▸ **Task set**
- a) Using the passage on problem doctors, decide whether each statement agrees with it: (i) Peer-review committees usually have the power to sanction or suspend a problem doctor. (ii) Will Latham is a consultant based in Chattanooga, Tenn. (iii) Firing a partner requires a vote of the entire group. Answer yes or no for each, quoting the passage's deciding words.
- b) In the passage on problem doctors, whom does Capko suggest asking to talk with the disruptive physician about his behavioral issues?
- c) Write the next part of the passage on problem doctors, picking up after its final sentence.

▸ **Text**
Consider having a written code of conduct. “It strengthens the resolve of the other physicians to stand up to the bad doctor,” says Will Latham, a Chattanooga, Tenn.-based consultant. But the enforcement of such a code is tough, because doctors are reluctant to evaluate their peers. Some groups set up peer-review committees to do this; larger practices may refer such matters to their board, or to an executive committee appointed by the board.
Peer-review committees, however, usually have no authority to sanction or suspend a problem doctor. Many partnership contracts include clauses providing for termination without cause, Bernick notes, but firing a partner requires a vote of the entire group. That can be difficult if the bylaws require a super-majority that might be 75 percent of the partners, or allow a lone partner to block the termination.
Capko suggests a less disputatious approach: Ask a senior doctor whom the disruptive physician respects to speak with the latter about his behavioral issues. In a big group, that might be part of the medical director’s job description.

[Stored items from a collection]
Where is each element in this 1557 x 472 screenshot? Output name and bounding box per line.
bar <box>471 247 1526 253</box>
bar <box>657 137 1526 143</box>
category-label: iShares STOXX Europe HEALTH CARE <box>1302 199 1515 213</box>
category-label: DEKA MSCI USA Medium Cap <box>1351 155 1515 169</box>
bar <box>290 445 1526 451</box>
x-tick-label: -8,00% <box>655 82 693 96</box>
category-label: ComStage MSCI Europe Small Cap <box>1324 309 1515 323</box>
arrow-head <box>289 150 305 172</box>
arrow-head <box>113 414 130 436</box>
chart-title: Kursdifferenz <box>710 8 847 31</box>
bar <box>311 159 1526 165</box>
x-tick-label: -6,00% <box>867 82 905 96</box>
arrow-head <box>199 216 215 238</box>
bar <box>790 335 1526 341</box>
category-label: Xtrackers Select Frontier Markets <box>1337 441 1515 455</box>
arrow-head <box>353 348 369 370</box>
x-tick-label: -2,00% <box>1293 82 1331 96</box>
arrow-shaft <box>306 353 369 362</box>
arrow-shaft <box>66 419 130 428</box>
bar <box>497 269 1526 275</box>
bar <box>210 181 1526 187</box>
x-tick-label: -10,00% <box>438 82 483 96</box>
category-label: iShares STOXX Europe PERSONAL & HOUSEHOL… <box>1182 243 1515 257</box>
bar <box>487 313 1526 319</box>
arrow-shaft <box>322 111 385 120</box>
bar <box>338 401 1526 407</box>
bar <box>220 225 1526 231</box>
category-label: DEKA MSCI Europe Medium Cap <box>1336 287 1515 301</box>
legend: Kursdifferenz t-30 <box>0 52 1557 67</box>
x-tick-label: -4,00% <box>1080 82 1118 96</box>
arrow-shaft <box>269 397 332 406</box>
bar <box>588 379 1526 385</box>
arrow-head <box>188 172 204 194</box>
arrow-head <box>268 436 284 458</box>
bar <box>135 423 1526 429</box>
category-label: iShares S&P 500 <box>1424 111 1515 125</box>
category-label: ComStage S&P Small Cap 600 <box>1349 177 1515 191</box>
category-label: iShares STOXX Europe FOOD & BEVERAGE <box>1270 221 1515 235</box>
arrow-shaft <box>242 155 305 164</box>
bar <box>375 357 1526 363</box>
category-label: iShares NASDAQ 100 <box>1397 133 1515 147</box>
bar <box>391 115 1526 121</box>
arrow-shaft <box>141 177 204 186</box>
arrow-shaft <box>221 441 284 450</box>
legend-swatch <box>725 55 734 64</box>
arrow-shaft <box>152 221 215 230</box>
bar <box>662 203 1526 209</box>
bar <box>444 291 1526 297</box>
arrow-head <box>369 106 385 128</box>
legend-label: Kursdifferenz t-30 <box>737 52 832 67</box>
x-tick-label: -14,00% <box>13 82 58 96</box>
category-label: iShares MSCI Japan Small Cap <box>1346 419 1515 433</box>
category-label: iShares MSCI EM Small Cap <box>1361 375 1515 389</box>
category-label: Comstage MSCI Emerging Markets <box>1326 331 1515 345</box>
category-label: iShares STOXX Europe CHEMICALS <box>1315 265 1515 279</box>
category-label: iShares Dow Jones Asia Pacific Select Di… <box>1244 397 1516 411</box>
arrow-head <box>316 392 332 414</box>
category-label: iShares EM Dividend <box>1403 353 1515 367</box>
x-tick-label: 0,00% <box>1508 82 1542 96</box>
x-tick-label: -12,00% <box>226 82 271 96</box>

▸ **Numbered answers**
- a)
(i) No: "Peer-review committees, however, usually have no authority to sanction or suspend a problem doctor."
(ii) Yes: "Will Latham, a Chattanooga, Tenn.-based consultant"
(iii) Yes: "firing a partner requires a vote of the entire group"

- b) A senior doctor whom the disruptive physician respects.

- c)
How to formalize decision making
To minimize conflicts in group practices, it’s essential to have a governance structure appropriate to your practice and a carefully considered approach to decision-making.
Partners in small groups usually see each other every day, and can discuss most problems in the course of business. In a medium-sized practice, the partners should meet once a week to address business matters. The group will usually have a managing partner, which can be a position that rotates among the partners. But once a practice grows beyond nine or 10 physicians, it often elects a board to make key decisions, because it would take too long for so many doctors to discuss and deliberate on them.
Another way to divide up management duties is to set up committees. That’s what an 11-doctor pediatric practice in Lexington, Ky., recently did. It elected a president, who appointed partners to head finance, clinical, and operations committees, which meet weekly. While some of the older partners grumbled about the change, the initial results have been gratifying, says pediatrician Katrina Hood.
In many groups, says Latham, the “dirty little secret” is that physicians feel free to ignore group decisions. “Individual physicians think, ‘If I didn’t vote for something or I don’t agree with it, I don’t have to support it or adhere to it.’ That creates a high level of conflict within the group.”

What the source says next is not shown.